**Problem to work on**
Identify the lines containing the word "here". Copy each one.

**Listing**
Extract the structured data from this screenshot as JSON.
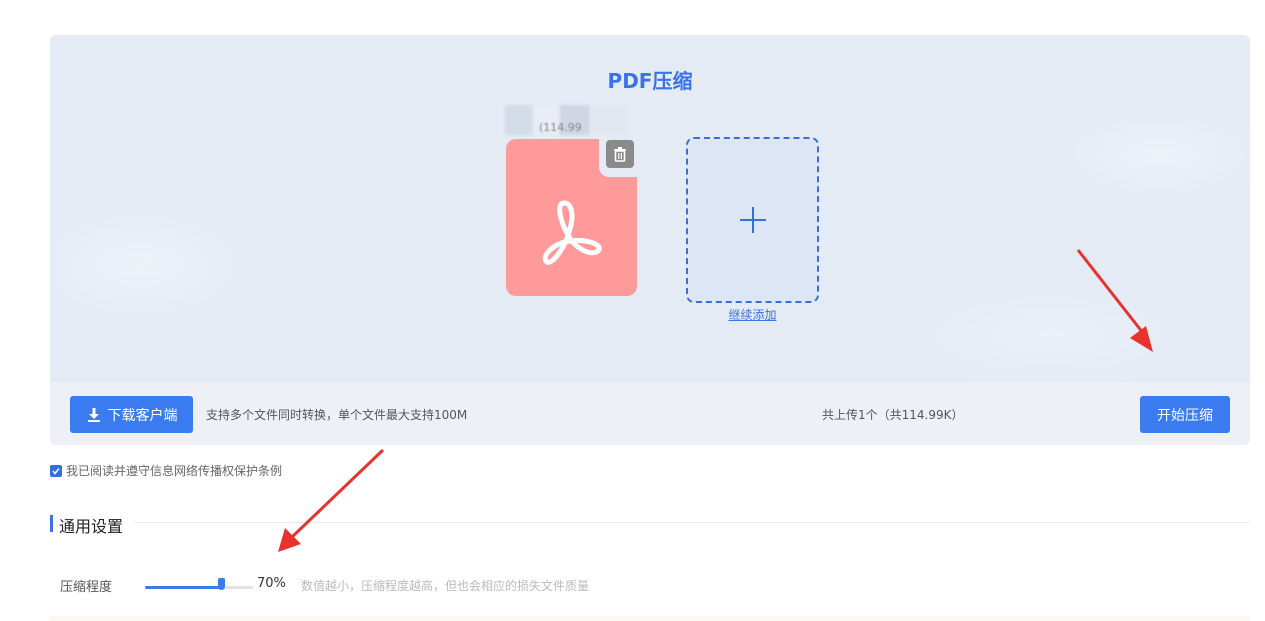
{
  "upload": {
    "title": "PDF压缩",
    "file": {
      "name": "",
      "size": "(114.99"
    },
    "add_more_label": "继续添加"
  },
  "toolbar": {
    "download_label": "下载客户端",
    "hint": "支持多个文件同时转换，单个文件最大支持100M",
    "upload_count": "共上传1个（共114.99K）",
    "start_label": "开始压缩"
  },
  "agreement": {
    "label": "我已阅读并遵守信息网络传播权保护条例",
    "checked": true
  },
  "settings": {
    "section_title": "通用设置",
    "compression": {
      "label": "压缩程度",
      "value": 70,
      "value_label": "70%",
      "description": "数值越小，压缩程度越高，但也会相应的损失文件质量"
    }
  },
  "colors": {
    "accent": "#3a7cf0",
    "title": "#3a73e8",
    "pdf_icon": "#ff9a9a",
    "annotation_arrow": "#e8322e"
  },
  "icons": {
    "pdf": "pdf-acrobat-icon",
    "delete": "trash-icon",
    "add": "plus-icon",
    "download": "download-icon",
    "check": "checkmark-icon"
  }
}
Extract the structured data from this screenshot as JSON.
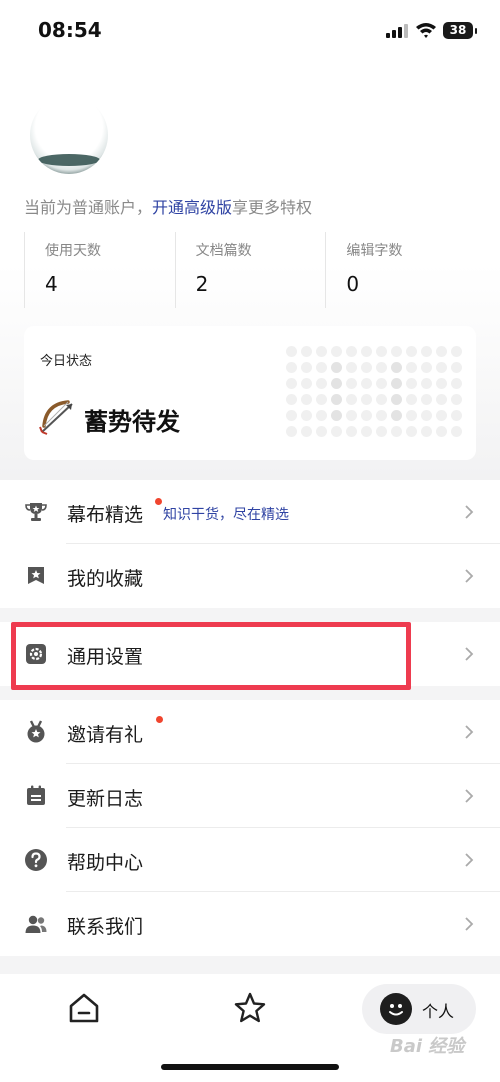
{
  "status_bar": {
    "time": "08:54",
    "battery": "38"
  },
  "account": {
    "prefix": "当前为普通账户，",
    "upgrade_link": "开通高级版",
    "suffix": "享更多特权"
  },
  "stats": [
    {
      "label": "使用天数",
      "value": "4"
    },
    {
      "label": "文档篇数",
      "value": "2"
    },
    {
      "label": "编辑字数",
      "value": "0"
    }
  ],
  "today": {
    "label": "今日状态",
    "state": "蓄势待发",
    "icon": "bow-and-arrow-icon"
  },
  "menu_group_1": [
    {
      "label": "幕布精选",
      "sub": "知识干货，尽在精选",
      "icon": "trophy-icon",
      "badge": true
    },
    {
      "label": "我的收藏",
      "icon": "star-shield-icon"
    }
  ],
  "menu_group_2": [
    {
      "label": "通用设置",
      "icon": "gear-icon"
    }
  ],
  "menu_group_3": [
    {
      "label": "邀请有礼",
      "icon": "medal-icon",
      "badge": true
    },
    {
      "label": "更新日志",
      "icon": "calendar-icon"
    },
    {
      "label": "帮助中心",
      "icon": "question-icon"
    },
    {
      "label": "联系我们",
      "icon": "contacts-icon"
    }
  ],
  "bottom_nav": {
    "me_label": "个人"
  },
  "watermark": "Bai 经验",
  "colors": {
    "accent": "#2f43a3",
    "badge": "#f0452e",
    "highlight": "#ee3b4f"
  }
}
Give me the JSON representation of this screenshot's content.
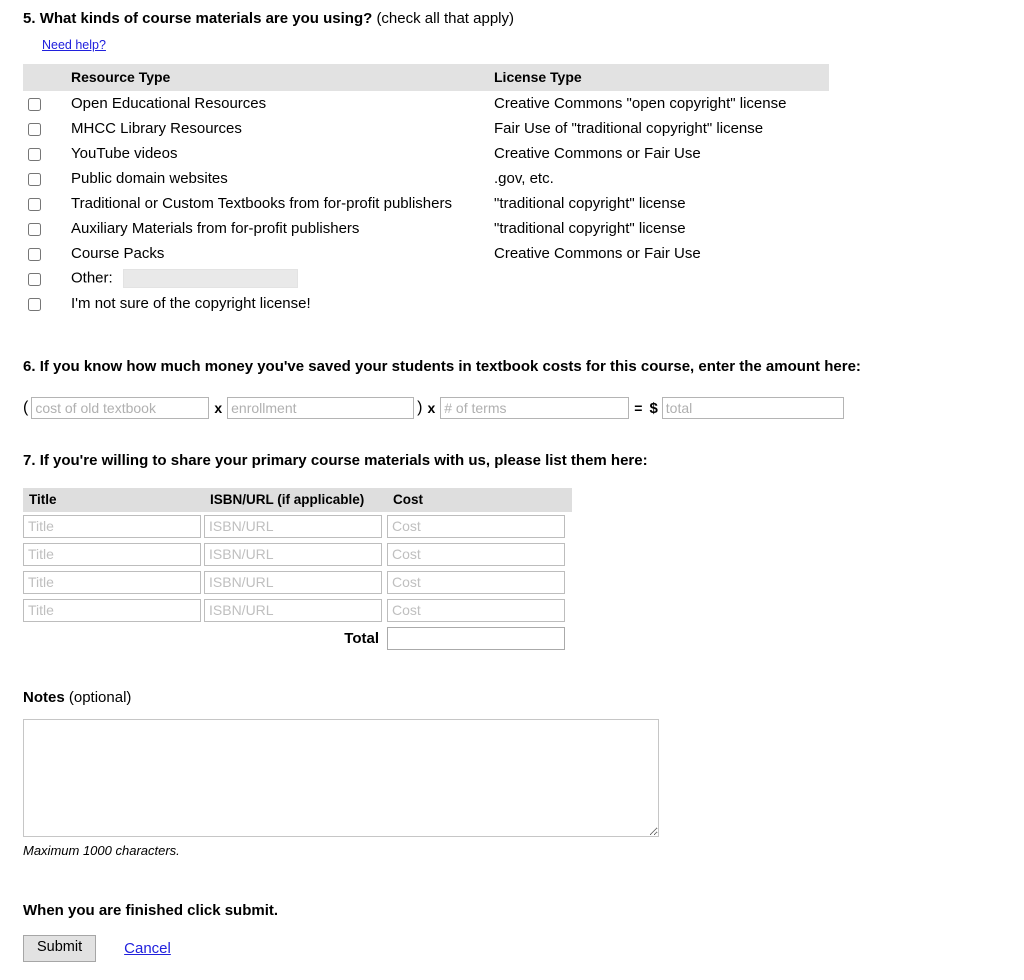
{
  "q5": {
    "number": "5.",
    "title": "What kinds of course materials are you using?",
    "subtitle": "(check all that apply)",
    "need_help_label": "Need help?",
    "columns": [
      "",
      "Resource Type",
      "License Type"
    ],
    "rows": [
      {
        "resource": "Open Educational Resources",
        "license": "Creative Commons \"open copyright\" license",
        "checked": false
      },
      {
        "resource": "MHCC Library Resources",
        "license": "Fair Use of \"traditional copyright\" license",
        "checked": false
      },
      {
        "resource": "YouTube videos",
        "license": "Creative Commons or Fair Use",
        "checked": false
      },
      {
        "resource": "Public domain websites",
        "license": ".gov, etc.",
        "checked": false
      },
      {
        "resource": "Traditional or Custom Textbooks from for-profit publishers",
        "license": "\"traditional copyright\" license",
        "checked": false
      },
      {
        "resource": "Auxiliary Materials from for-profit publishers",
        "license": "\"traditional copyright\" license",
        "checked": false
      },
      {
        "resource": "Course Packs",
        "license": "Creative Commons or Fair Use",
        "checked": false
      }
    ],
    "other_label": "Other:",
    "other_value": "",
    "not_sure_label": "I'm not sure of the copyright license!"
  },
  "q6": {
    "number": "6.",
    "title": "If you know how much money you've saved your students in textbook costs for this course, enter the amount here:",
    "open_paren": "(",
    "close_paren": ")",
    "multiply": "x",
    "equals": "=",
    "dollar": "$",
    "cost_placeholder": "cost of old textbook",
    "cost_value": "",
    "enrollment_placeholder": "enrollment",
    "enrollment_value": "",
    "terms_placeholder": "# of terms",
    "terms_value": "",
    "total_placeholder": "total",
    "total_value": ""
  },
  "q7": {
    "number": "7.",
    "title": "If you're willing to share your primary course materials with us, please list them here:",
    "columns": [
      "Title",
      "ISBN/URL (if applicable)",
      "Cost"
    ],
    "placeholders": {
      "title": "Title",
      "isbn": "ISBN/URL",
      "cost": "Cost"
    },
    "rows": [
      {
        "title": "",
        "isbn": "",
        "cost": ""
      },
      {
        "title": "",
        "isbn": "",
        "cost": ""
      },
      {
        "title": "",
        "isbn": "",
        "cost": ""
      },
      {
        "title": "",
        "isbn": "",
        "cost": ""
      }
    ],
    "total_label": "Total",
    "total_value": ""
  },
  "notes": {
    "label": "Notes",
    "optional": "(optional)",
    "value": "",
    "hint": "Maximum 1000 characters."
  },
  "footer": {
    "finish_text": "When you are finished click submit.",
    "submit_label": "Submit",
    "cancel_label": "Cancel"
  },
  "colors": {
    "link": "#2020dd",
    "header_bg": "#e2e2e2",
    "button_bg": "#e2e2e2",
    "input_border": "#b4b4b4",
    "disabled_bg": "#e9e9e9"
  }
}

**Result**
    "title": "If you know how much money you've saved your students in textbook costs for this course, enter the amount here:",
    "title": "If you're willing to share your primary course materials with us, please list them here:",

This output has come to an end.